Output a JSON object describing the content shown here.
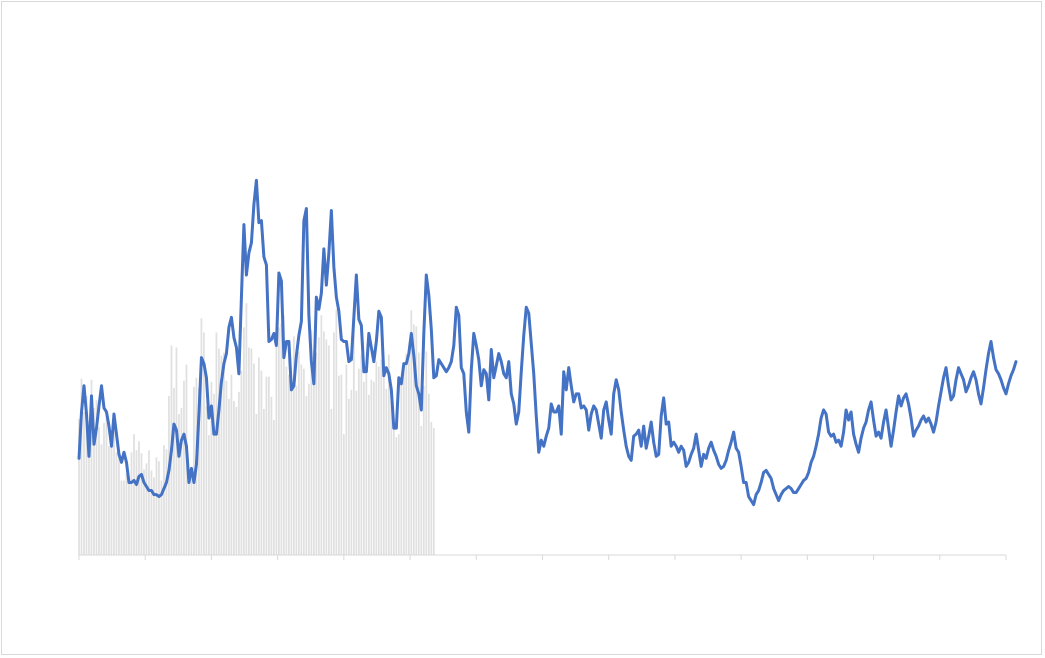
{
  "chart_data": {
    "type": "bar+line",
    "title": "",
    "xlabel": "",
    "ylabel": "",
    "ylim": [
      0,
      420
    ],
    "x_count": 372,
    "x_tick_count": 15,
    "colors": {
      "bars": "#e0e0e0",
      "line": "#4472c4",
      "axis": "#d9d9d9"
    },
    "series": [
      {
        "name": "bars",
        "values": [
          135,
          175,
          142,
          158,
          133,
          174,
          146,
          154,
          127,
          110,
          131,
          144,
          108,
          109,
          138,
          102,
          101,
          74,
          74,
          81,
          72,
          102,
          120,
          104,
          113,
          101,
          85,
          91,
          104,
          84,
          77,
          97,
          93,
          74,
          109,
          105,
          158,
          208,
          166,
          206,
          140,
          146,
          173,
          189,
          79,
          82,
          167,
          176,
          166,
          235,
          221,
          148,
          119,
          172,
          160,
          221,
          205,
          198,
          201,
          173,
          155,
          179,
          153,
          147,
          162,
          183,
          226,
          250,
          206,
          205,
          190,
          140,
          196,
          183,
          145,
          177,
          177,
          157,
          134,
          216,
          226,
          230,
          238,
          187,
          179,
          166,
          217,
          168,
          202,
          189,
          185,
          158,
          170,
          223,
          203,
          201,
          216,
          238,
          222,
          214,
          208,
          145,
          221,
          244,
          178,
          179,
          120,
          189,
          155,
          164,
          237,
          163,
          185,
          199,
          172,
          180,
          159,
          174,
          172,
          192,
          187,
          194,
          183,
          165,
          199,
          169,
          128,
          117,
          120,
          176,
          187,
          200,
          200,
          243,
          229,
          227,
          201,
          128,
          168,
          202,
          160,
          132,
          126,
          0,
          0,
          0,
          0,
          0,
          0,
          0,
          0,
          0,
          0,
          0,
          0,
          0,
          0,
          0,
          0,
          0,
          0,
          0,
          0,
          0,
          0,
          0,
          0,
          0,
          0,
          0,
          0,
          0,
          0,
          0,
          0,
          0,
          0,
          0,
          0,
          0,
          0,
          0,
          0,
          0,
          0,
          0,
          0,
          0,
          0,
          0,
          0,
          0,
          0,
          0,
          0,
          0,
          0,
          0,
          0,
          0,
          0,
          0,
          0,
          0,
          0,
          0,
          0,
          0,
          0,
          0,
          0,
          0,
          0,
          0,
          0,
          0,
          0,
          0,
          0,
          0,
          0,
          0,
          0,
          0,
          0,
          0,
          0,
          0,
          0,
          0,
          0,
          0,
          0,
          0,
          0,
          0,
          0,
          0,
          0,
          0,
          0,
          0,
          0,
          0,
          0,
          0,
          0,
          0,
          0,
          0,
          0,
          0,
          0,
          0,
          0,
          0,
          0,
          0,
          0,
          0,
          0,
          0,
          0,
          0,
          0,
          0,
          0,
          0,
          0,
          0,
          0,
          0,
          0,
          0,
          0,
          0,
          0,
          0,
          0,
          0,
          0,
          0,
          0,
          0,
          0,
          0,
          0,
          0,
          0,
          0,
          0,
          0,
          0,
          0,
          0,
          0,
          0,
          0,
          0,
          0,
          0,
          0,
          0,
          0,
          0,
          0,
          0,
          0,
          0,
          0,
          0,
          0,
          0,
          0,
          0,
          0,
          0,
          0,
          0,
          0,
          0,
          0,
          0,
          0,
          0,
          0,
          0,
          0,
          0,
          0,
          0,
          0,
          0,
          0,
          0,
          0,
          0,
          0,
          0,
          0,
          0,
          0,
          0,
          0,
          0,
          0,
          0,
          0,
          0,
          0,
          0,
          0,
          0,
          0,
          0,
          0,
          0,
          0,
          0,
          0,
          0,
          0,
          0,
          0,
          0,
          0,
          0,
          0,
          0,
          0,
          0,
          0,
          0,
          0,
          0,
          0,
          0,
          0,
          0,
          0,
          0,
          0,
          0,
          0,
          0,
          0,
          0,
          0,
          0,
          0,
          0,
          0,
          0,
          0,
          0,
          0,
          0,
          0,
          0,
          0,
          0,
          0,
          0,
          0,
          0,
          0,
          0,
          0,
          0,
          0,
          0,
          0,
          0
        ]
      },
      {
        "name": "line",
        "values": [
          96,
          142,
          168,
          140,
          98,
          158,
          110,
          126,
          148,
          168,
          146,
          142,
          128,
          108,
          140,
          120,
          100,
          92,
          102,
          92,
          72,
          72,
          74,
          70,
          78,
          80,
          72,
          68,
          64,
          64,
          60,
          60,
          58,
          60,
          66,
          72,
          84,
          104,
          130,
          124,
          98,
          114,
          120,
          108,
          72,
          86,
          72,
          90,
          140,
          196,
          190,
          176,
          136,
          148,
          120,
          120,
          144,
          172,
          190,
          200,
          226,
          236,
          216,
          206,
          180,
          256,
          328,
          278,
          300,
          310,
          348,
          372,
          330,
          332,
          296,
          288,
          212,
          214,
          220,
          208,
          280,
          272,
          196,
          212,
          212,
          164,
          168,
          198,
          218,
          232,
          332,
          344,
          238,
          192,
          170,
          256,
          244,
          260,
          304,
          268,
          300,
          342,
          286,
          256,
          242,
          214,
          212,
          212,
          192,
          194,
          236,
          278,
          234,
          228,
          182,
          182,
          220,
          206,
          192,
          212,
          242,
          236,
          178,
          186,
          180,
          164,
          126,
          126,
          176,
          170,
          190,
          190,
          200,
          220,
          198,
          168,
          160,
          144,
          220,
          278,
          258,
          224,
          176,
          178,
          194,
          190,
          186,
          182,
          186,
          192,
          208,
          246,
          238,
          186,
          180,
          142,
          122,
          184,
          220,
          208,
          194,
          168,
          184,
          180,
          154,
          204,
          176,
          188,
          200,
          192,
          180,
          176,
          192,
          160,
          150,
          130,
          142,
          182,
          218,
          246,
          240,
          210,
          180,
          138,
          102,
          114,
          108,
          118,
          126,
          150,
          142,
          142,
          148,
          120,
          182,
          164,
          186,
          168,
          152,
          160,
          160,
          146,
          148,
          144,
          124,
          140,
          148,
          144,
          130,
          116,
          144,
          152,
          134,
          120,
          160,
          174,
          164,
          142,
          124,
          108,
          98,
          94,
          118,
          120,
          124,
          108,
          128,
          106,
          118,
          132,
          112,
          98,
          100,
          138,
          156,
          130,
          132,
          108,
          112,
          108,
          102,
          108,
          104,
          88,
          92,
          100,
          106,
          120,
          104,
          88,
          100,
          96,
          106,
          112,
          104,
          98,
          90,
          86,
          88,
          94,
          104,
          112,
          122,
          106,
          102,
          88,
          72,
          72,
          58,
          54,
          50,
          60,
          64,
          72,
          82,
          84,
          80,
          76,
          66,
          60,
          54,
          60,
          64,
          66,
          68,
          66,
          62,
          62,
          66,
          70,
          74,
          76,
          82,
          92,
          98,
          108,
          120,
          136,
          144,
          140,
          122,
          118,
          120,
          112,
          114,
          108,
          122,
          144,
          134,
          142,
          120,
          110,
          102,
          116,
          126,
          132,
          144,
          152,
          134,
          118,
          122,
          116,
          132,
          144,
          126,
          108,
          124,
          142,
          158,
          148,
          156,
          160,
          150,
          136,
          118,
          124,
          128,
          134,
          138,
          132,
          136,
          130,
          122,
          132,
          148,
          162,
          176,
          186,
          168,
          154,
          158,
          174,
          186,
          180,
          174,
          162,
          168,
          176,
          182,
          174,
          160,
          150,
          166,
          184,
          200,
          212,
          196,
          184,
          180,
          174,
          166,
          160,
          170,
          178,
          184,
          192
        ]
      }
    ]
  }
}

-=-=-=-=-

## INSTRUCTIONS TO FOLLOW
Leave out the pictures and copy every record above exactly.

## FINAL RESULT
Output a JSON object describing the content shown here.
{
  "chart_data": {
    "type": "bar+line",
    "title": "",
    "xlabel": "",
    "ylabel": "",
    "ylim": [
      0,
      420
    ],
    "x_count": 372,
    "x_tick_count": 15,
    "colors": {
      "bars": "#e0e0e0",
      "line": "#4472c4",
      "axis": "#d9d9d9"
    },
    "series": [
      {
        "name": "bars",
        "values": [
          135,
          175,
          142,
          158,
          133,
          174,
          146,
          154,
          127,
          110,
          131,
          144,
          108,
          109,
          138,
          102,
          101,
          74,
          74,
          81,
          72,
          102,
          120,
          104,
          113,
          101,
          85,
          91,
          104,
          84,
          77,
          97,
          93,
          74,
          109,
          105,
          158,
          208,
          166,
          206,
          140,
          146,
          173,
          189,
          79,
          82,
          167,
          176,
          166,
          235,
          221,
          148,
          119,
          172,
          160,
          221,
          205,
          198,
          201,
          173,
          155,
          179,
          153,
          147,
          162,
          183,
          226,
          250,
          206,
          205,
          190,
          140,
          196,
          183,
          145,
          177,
          177,
          157,
          134,
          216,
          226,
          230,
          238,
          187,
          179,
          166,
          217,
          168,
          202,
          189,
          185,
          158,
          170,
          223,
          203,
          201,
          216,
          238,
          222,
          214,
          208,
          145,
          221,
          244,
          178,
          179,
          120,
          189,
          155,
          164,
          237,
          163,
          185,
          199,
          172,
          180,
          159,
          174,
          172,
          192,
          187,
          194,
          183,
          165,
          199,
          169,
          128,
          117,
          120,
          176,
          187,
          200,
          200,
          243,
          229,
          227,
          201,
          128,
          168,
          202,
          160,
          132,
          126,
          0,
          0,
          0,
          0,
          0,
          0,
          0,
          0,
          0,
          0,
          0,
          0,
          0,
          0,
          0,
          0,
          0,
          0,
          0,
          0,
          0,
          0,
          0,
          0,
          0,
          0,
          0,
          0,
          0,
          0,
          0,
          0,
          0,
          0,
          0,
          0,
          0,
          0,
          0,
          0,
          0,
          0,
          0,
          0,
          0,
          0,
          0,
          0,
          0,
          0,
          0,
          0,
          0,
          0,
          0,
          0,
          0,
          0,
          0,
          0,
          0,
          0,
          0,
          0,
          0,
          0,
          0,
          0,
          0,
          0,
          0,
          0,
          0,
          0,
          0,
          0,
          0,
          0,
          0,
          0,
          0,
          0,
          0,
          0,
          0,
          0,
          0,
          0,
          0,
          0,
          0,
          0,
          0,
          0,
          0,
          0,
          0,
          0,
          0,
          0,
          0,
          0,
          0,
          0,
          0,
          0,
          0,
          0,
          0,
          0,
          0,
          0,
          0,
          0,
          0,
          0,
          0,
          0,
          0,
          0,
          0,
          0,
          0,
          0,
          0,
          0,
          0,
          0,
          0,
          0,
          0,
          0,
          0,
          0,
          0,
          0,
          0,
          0,
          0,
          0,
          0,
          0,
          0,
          0,
          0,
          0,
          0,
          0,
          0,
          0,
          0,
          0,
          0,
          0,
          0,
          0,
          0,
          0,
          0,
          0,
          0,
          0,
          0,
          0,
          0,
          0,
          0,
          0,
          0,
          0,
          0,
          0,
          0,
          0,
          0,
          0,
          0,
          0,
          0,
          0,
          0,
          0,
          0,
          0,
          0,
          0,
          0,
          0,
          0,
          0,
          0,
          0,
          0,
          0,
          0,
          0,
          0,
          0,
          0,
          0,
          0,
          0,
          0,
          0,
          0,
          0,
          0,
          0,
          0,
          0,
          0,
          0,
          0,
          0,
          0,
          0,
          0,
          0,
          0,
          0,
          0,
          0,
          0,
          0,
          0,
          0,
          0,
          0,
          0,
          0,
          0,
          0,
          0,
          0,
          0,
          0,
          0,
          0,
          0,
          0,
          0,
          0,
          0,
          0,
          0,
          0,
          0,
          0,
          0,
          0,
          0,
          0,
          0,
          0,
          0,
          0,
          0,
          0,
          0,
          0,
          0,
          0,
          0,
          0,
          0,
          0,
          0,
          0,
          0,
          0
        ]
      },
      {
        "name": "line",
        "values": [
          96,
          142,
          168,
          140,
          98,
          158,
          110,
          126,
          148,
          168,
          146,
          142,
          128,
          108,
          140,
          120,
          100,
          92,
          102,
          92,
          72,
          72,
          74,
          70,
          78,
          80,
          72,
          68,
          64,
          64,
          60,
          60,
          58,
          60,
          66,
          72,
          84,
          104,
          130,
          124,
          98,
          114,
          120,
          108,
          72,
          86,
          72,
          90,
          140,
          196,
          190,
          176,
          136,
          148,
          120,
          120,
          144,
          172,
          190,
          200,
          226,
          236,
          216,
          206,
          180,
          256,
          328,
          278,
          300,
          310,
          348,
          372,
          330,
          332,
          296,
          288,
          212,
          214,
          220,
          208,
          280,
          272,
          196,
          212,
          212,
          164,
          168,
          198,
          218,
          232,
          332,
          344,
          238,
          192,
          170,
          256,
          244,
          260,
          304,
          268,
          300,
          342,
          286,
          256,
          242,
          214,
          212,
          212,
          192,
          194,
          236,
          278,
          234,
          228,
          182,
          182,
          220,
          206,
          192,
          212,
          242,
          236,
          178,
          186,
          180,
          164,
          126,
          126,
          176,
          170,
          190,
          190,
          200,
          220,
          198,
          168,
          160,
          144,
          220,
          278,
          258,
          224,
          176,
          178,
          194,
          190,
          186,
          182,
          186,
          192,
          208,
          246,
          238,
          186,
          180,
          142,
          122,
          184,
          220,
          208,
          194,
          168,
          184,
          180,
          154,
          204,
          176,
          188,
          200,
          192,
          180,
          176,
          192,
          160,
          150,
          130,
          142,
          182,
          218,
          246,
          240,
          210,
          180,
          138,
          102,
          114,
          108,
          118,
          126,
          150,
          142,
          142,
          148,
          120,
          182,
          164,
          186,
          168,
          152,
          160,
          160,
          146,
          148,
          144,
          124,
          140,
          148,
          144,
          130,
          116,
          144,
          152,
          134,
          120,
          160,
          174,
          164,
          142,
          124,
          108,
          98,
          94,
          118,
          120,
          124,
          108,
          128,
          106,
          118,
          132,
          112,
          98,
          100,
          138,
          156,
          130,
          132,
          108,
          112,
          108,
          102,
          108,
          104,
          88,
          92,
          100,
          106,
          120,
          104,
          88,
          100,
          96,
          106,
          112,
          104,
          98,
          90,
          86,
          88,
          94,
          104,
          112,
          122,
          106,
          102,
          88,
          72,
          72,
          58,
          54,
          50,
          60,
          64,
          72,
          82,
          84,
          80,
          76,
          66,
          60,
          54,
          60,
          64,
          66,
          68,
          66,
          62,
          62,
          66,
          70,
          74,
          76,
          82,
          92,
          98,
          108,
          120,
          136,
          144,
          140,
          122,
          118,
          120,
          112,
          114,
          108,
          122,
          144,
          134,
          142,
          120,
          110,
          102,
          116,
          126,
          132,
          144,
          152,
          134,
          118,
          122,
          116,
          132,
          144,
          126,
          108,
          124,
          142,
          158,
          148,
          156,
          160,
          150,
          136,
          118,
          124,
          128,
          134,
          138,
          132,
          136,
          130,
          122,
          132,
          148,
          162,
          176,
          186,
          168,
          154,
          158,
          174,
          186,
          180,
          174,
          162,
          168,
          176,
          182,
          174,
          160,
          150,
          166,
          184,
          200,
          212,
          196,
          184,
          180,
          174,
          166,
          160,
          170,
          178,
          184,
          192
        ]
      }
    ]
  }
}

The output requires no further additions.